##### INFORMATION SHOWN

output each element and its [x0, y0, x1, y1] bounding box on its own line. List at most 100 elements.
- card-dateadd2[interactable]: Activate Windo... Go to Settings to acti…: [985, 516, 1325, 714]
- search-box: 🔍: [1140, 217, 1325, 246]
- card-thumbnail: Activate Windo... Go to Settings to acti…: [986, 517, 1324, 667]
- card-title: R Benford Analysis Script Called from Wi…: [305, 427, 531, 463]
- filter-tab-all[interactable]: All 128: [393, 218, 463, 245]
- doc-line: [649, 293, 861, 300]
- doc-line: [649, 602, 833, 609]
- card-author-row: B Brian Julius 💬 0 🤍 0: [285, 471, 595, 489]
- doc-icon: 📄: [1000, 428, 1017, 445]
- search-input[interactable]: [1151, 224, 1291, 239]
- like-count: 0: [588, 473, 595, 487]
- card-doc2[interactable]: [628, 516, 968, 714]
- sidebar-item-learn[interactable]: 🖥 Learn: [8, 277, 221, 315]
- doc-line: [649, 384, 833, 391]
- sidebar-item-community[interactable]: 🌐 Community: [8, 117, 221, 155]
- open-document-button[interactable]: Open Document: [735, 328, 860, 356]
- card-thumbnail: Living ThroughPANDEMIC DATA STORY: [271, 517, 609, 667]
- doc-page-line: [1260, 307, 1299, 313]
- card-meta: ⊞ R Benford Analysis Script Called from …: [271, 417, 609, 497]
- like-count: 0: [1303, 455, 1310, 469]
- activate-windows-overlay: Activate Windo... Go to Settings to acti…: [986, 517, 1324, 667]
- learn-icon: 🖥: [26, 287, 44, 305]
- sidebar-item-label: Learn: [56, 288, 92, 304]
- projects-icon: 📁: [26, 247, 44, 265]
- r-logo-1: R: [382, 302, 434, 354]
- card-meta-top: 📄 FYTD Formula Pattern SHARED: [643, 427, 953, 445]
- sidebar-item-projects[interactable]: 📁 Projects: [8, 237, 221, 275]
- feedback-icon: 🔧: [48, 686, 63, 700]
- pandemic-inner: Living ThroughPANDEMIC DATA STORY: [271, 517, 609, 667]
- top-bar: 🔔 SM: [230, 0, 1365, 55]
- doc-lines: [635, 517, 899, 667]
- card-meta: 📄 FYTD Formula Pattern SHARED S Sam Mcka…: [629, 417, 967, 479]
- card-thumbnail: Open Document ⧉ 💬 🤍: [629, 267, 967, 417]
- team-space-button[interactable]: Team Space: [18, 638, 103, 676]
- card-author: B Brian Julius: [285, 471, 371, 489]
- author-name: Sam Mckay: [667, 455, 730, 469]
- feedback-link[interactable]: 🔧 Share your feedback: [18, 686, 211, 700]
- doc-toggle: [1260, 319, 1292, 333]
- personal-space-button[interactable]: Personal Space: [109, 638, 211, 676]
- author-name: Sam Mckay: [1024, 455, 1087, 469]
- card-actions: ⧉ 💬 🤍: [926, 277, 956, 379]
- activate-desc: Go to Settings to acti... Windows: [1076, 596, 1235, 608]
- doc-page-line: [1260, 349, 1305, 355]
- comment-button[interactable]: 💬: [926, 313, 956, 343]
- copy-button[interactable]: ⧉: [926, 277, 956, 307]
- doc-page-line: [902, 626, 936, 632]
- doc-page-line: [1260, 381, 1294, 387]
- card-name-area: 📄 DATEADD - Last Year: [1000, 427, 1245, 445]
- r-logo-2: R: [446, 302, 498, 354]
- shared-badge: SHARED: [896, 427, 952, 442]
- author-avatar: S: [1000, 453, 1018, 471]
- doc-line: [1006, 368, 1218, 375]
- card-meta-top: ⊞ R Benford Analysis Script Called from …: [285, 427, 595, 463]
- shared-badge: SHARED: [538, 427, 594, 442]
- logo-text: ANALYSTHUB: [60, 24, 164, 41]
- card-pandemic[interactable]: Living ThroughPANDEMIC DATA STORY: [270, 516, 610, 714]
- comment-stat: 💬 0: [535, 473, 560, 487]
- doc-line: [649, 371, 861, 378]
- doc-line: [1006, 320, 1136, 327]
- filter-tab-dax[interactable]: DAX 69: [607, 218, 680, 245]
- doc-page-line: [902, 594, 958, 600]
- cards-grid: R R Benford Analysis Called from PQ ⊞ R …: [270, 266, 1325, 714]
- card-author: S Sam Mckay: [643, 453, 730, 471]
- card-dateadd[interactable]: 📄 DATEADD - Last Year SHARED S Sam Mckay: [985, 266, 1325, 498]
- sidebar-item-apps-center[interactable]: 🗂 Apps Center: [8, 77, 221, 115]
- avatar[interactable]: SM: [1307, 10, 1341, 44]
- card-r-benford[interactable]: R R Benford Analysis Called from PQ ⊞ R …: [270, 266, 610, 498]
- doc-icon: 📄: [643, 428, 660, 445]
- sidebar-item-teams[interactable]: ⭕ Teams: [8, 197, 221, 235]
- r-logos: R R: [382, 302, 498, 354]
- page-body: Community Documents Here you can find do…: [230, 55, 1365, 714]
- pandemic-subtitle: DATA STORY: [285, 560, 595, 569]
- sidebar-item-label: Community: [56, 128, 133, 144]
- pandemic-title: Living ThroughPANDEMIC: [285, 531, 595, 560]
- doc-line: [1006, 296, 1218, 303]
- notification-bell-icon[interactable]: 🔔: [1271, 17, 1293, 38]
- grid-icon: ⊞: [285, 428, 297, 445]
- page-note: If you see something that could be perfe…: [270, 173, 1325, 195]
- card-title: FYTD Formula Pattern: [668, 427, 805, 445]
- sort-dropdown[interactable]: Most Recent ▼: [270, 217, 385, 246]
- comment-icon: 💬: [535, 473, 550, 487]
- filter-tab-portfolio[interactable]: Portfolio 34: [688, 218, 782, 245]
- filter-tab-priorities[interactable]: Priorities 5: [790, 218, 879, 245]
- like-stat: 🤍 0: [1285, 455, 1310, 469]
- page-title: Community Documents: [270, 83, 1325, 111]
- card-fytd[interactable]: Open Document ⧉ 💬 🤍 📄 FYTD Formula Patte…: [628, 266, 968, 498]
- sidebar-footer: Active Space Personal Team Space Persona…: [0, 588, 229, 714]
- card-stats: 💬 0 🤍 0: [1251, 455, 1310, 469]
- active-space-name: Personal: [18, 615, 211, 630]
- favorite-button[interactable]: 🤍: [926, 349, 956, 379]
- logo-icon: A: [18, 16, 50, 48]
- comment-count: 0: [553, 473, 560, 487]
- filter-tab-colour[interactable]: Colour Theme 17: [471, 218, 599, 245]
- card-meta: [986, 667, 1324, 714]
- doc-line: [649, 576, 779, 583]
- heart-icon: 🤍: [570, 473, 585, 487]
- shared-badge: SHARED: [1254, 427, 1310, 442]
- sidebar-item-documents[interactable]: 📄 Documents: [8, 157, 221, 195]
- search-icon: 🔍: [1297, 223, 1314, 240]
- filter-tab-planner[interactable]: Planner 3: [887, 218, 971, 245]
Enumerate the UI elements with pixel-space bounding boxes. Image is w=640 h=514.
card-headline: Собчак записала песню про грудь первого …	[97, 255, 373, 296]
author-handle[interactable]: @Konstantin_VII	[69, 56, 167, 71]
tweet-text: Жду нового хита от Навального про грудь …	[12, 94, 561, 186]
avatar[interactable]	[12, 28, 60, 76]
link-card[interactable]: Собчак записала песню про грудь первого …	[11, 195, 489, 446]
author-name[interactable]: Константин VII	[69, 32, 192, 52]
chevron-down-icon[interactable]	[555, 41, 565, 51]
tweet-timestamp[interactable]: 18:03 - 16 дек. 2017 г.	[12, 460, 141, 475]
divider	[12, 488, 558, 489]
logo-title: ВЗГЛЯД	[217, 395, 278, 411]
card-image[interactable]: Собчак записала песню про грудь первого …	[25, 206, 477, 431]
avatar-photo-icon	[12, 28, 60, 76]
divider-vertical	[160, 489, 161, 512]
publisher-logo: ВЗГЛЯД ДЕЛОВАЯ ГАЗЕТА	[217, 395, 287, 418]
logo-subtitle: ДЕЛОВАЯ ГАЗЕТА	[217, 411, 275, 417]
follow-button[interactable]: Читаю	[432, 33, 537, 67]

##########
##### INFORMATION SHOWN

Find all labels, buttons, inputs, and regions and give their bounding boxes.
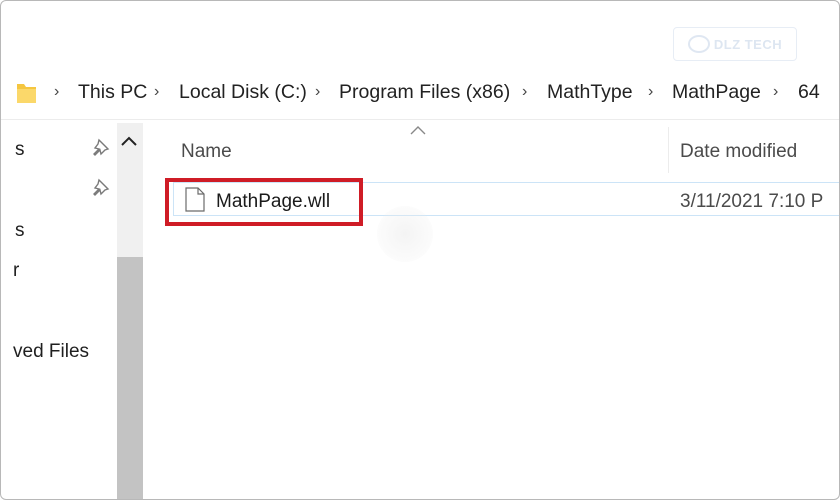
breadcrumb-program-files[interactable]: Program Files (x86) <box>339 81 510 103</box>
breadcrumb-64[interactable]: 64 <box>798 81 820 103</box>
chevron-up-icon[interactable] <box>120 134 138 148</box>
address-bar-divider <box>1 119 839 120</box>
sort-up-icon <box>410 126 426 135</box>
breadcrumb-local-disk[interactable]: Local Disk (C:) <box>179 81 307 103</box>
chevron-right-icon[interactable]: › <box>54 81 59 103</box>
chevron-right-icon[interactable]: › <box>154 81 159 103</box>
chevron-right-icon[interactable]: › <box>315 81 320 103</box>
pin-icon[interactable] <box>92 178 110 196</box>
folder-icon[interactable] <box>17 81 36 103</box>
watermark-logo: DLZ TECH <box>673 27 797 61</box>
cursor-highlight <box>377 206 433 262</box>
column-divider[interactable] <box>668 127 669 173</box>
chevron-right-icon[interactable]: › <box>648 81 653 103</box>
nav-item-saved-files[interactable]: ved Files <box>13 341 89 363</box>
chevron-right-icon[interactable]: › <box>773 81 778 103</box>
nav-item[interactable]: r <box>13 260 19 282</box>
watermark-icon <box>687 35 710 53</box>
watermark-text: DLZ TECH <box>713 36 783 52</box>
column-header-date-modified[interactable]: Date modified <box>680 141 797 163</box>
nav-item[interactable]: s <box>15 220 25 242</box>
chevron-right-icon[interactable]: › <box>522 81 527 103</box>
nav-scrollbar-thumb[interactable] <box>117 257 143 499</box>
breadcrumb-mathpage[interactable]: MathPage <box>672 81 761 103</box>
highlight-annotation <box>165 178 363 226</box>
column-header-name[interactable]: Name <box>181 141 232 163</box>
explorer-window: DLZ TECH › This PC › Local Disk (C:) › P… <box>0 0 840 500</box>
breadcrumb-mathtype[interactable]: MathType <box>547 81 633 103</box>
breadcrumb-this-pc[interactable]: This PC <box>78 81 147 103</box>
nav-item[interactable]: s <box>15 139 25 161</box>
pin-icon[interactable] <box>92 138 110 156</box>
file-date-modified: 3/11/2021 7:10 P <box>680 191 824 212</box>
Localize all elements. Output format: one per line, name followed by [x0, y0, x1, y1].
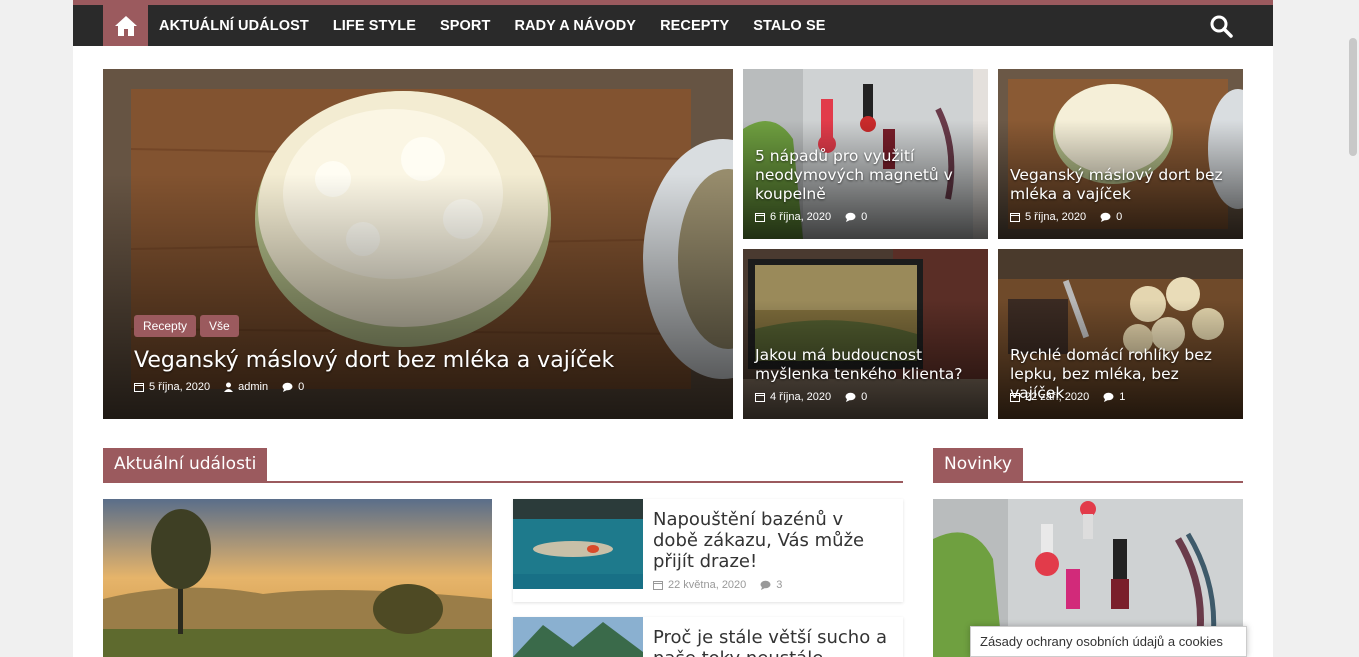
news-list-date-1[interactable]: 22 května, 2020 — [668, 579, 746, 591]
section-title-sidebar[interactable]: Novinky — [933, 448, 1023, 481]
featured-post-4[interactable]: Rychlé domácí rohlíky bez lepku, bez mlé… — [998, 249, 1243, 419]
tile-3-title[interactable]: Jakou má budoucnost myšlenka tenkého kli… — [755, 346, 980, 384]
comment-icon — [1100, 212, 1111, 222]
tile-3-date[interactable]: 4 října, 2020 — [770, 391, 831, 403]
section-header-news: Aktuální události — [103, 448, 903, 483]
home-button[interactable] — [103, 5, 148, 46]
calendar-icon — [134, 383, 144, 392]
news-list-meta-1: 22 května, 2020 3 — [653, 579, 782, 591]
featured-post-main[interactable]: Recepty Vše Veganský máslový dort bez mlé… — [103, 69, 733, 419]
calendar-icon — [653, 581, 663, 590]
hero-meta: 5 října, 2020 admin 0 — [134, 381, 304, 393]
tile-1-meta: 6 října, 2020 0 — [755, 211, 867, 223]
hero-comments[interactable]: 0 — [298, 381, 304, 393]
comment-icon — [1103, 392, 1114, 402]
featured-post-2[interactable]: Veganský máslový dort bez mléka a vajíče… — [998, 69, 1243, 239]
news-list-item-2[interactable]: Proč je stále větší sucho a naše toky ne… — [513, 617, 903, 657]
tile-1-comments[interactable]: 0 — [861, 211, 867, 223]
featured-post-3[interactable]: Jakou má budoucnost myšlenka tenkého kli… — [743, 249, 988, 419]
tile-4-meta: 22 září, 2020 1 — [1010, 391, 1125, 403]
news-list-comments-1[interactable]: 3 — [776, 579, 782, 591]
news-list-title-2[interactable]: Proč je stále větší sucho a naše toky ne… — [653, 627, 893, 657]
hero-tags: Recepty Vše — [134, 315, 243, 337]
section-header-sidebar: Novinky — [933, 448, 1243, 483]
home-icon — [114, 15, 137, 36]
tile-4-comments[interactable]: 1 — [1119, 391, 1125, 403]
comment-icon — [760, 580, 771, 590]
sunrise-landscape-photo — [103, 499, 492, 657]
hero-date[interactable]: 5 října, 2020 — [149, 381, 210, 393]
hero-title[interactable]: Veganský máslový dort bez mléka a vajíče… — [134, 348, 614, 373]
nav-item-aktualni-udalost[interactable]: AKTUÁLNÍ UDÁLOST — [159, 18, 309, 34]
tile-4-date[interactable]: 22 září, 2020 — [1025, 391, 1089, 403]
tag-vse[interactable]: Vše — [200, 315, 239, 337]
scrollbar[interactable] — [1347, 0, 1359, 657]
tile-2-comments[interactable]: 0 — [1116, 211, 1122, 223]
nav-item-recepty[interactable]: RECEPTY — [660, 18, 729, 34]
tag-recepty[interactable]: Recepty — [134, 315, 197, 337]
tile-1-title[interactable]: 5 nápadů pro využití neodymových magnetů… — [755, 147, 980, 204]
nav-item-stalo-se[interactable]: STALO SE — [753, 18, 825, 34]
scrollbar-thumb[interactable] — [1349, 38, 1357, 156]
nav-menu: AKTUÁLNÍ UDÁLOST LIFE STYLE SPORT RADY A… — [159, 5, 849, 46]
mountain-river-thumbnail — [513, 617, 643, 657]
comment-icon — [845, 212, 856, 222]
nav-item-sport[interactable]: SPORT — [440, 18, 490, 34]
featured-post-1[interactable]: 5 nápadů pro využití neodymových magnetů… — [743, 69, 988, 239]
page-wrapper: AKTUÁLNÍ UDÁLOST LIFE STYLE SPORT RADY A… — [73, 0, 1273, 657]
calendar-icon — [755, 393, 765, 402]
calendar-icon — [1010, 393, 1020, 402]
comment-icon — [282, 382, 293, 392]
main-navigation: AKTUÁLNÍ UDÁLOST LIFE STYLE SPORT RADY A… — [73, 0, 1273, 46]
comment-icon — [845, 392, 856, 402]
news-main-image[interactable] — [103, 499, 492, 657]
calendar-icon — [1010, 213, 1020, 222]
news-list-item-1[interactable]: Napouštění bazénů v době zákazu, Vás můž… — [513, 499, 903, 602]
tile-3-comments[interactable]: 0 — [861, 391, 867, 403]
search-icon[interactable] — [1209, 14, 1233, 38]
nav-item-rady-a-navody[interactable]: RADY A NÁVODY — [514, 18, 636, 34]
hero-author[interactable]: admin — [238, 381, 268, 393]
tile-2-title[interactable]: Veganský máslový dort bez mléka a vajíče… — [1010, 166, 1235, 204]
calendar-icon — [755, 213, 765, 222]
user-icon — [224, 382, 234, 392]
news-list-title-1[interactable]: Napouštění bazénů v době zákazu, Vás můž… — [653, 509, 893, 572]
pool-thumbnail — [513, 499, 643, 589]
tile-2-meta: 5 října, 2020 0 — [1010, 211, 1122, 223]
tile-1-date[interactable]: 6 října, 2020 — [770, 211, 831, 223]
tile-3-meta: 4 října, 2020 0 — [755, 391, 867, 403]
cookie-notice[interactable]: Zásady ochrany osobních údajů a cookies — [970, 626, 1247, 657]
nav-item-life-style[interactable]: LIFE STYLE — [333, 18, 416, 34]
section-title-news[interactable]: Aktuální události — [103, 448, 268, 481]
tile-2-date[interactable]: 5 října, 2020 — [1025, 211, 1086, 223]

##########

YOUR OBJECTIVE —
Rewrite only the rows running from the line containing "news-list-date-1[interactable]: 22 května, 2020" through the line containing "featured-post-4[interactable]: Rychlé domácí", with "Novinky" replaced by "Zprávy" and everything else left as it stands.

ANSWER TO THIS EXERCISE —
news-list-date-1[interactable]: 22 května, 2020 — [668, 579, 746, 591]
section-title-sidebar[interactable]: Zprávy — [933, 448, 1023, 481]
featured-post-4[interactable]: Rychlé domácí rohlíky bez lepku, bez mlé… — [998, 249, 1243, 419]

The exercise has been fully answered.